Task prompt ▸ Your task is to copy the listing exactly. Drop any pictures from the copy.

Entries ▸
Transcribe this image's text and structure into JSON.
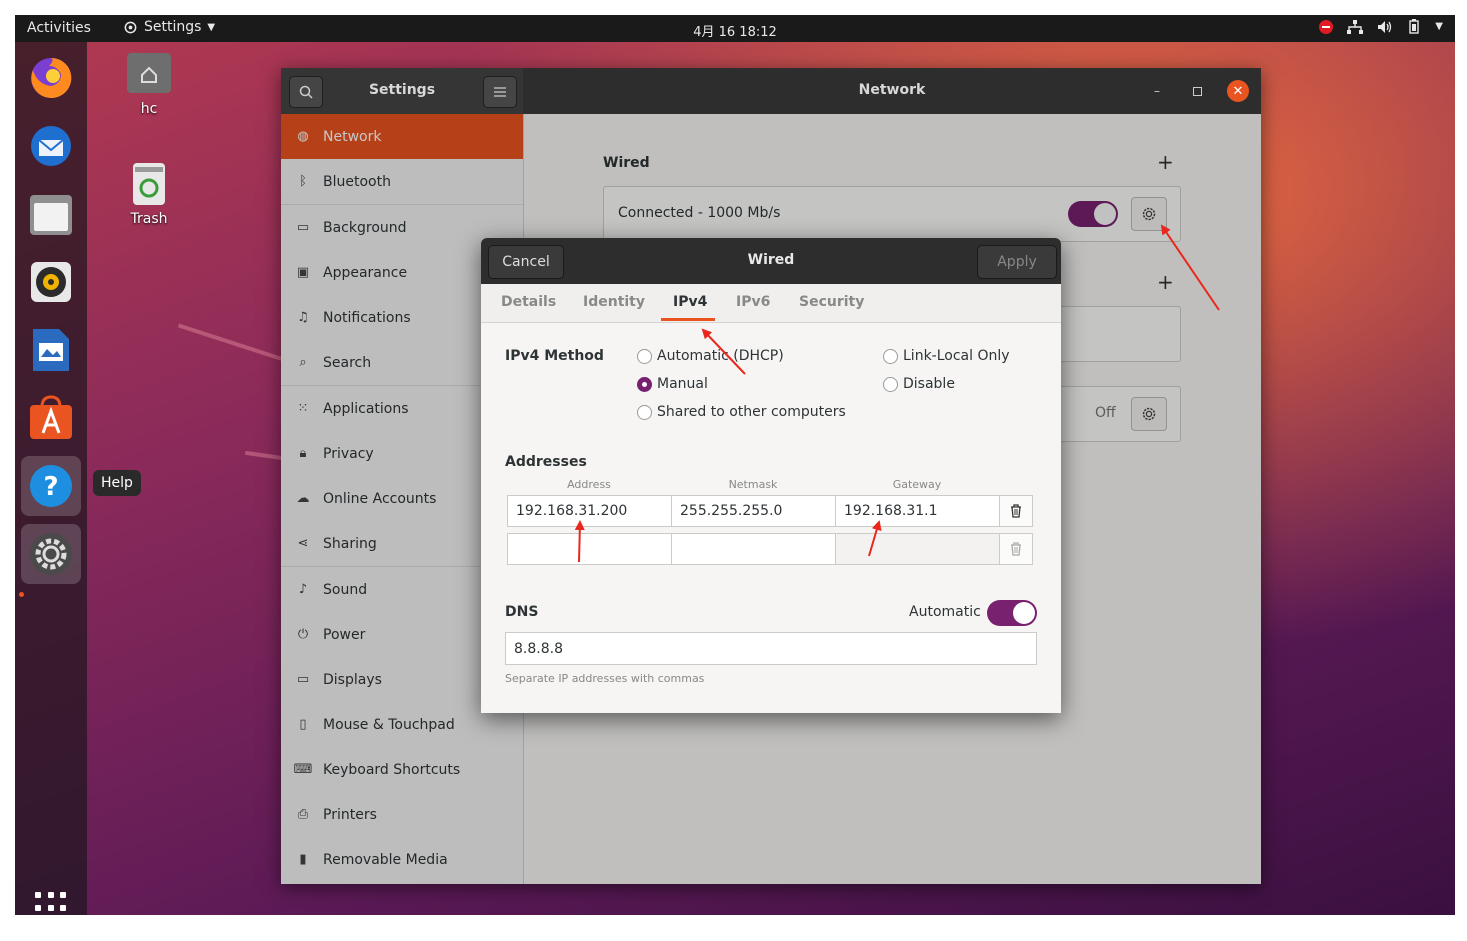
{
  "topbar": {
    "activities": "Activities",
    "app_menu": "Settings",
    "clock": "4月 16  18:12"
  },
  "dock": {
    "tooltip": "Help"
  },
  "desktop": {
    "home_label": "hc",
    "trash_label": "Trash"
  },
  "settings": {
    "sidebar_title": "Settings",
    "panel_title": "Network",
    "sidebar_items": [
      {
        "label": "Network",
        "icon": "network-icon"
      },
      {
        "label": "Bluetooth",
        "icon": "bluetooth-icon"
      },
      {
        "label": "Background",
        "icon": "background-icon"
      },
      {
        "label": "Appearance",
        "icon": "appearance-icon"
      },
      {
        "label": "Notifications",
        "icon": "bell-icon"
      },
      {
        "label": "Search",
        "icon": "search-icon"
      },
      {
        "label": "Applications",
        "icon": "apps-icon"
      },
      {
        "label": "Privacy",
        "icon": "lock-icon"
      },
      {
        "label": "Online Accounts",
        "icon": "cloud-icon"
      },
      {
        "label": "Sharing",
        "icon": "share-icon"
      },
      {
        "label": "Sound",
        "icon": "music-note-icon"
      },
      {
        "label": "Power",
        "icon": "power-icon"
      },
      {
        "label": "Displays",
        "icon": "display-icon"
      },
      {
        "label": "Mouse & Touchpad",
        "icon": "mouse-icon"
      },
      {
        "label": "Keyboard Shortcuts",
        "icon": "keyboard-icon"
      },
      {
        "label": "Printers",
        "icon": "printer-icon"
      },
      {
        "label": "Removable Media",
        "icon": "usb-icon"
      }
    ],
    "wired_title": "Wired",
    "wired_status": "Connected - 1000 Mb/s",
    "proxy_status": "Off"
  },
  "dialog": {
    "title": "Wired",
    "cancel": "Cancel",
    "apply": "Apply",
    "tabs": [
      "Details",
      "Identity",
      "IPv4",
      "IPv6",
      "Security"
    ],
    "active_tab": "IPv4",
    "ipv4_method_label": "IPv4 Method",
    "methods": {
      "automatic": "Automatic (DHCP)",
      "link_local": "Link-Local Only",
      "manual": "Manual",
      "disable": "Disable",
      "shared": "Shared to other computers"
    },
    "selected_method": "Manual",
    "addresses_label": "Addresses",
    "columns": {
      "address": "Address",
      "netmask": "Netmask",
      "gateway": "Gateway"
    },
    "rows": [
      {
        "address": "192.168.31.200",
        "netmask": "255.255.255.0",
        "gateway": "192.168.31.1"
      },
      {
        "address": "",
        "netmask": "",
        "gateway": ""
      }
    ],
    "dns_label": "DNS",
    "dns_automatic_label": "Automatic",
    "dns_value": "8.8.8.8",
    "dns_hint": "Separate IP addresses with commas"
  },
  "colors": {
    "accent": "#e95420",
    "toggle": "#77216f",
    "annotation_arrow": "#e8281c"
  }
}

Exercise response ▸
Transcribe this image's text and structure into JSON.
{
  "topbar": {
    "activities": "Activities",
    "app_menu": "Settings",
    "clock": "4月 16  18:12"
  },
  "dock": {
    "tooltip": "Help"
  },
  "desktop": {
    "home_label": "hc",
    "trash_label": "Trash"
  },
  "settings": {
    "sidebar_title": "Settings",
    "panel_title": "Network",
    "sidebar_items": [
      {
        "label": "Network",
        "icon": "network-icon"
      },
      {
        "label": "Bluetooth",
        "icon": "bluetooth-icon"
      },
      {
        "label": "Background",
        "icon": "background-icon"
      },
      {
        "label": "Appearance",
        "icon": "appearance-icon"
      },
      {
        "label": "Notifications",
        "icon": "bell-icon"
      },
      {
        "label": "Search",
        "icon": "search-icon"
      },
      {
        "label": "Applications",
        "icon": "apps-icon"
      },
      {
        "label": "Privacy",
        "icon": "lock-icon"
      },
      {
        "label": "Online Accounts",
        "icon": "cloud-icon"
      },
      {
        "label": "Sharing",
        "icon": "share-icon"
      },
      {
        "label": "Sound",
        "icon": "music-note-icon"
      },
      {
        "label": "Power",
        "icon": "power-icon"
      },
      {
        "label": "Displays",
        "icon": "display-icon"
      },
      {
        "label": "Mouse & Touchpad",
        "icon": "mouse-icon"
      },
      {
        "label": "Keyboard Shortcuts",
        "icon": "keyboard-icon"
      },
      {
        "label": "Printers",
        "icon": "printer-icon"
      },
      {
        "label": "Removable Media",
        "icon": "usb-icon"
      }
    ],
    "wired_title": "Wired",
    "wired_status": "Connected - 1000 Mb/s",
    "proxy_status": "Off"
  },
  "dialog": {
    "title": "Wired",
    "cancel": "Cancel",
    "apply": "Apply",
    "tabs": [
      "Details",
      "Identity",
      "IPv4",
      "IPv6",
      "Security"
    ],
    "active_tab": "IPv4",
    "ipv4_method_label": "IPv4 Method",
    "methods": {
      "automatic": "Automatic (DHCP)",
      "link_local": "Link-Local Only",
      "manual": "Manual",
      "disable": "Disable",
      "shared": "Shared to other computers"
    },
    "selected_method": "Manual",
    "addresses_label": "Addresses",
    "columns": {
      "address": "Address",
      "netmask": "Netmask",
      "gateway": "Gateway"
    },
    "rows": [
      {
        "address": "192.168.31.200",
        "netmask": "255.255.255.0",
        "gateway": "192.168.31.1"
      },
      {
        "address": "",
        "netmask": "",
        "gateway": ""
      }
    ],
    "dns_label": "DNS",
    "dns_automatic_label": "Automatic",
    "dns_value": "8.8.8.8",
    "dns_hint": "Separate IP addresses with commas"
  },
  "colors": {
    "accent": "#e95420",
    "toggle": "#77216f",
    "annotation_arrow": "#e8281c"
  }
}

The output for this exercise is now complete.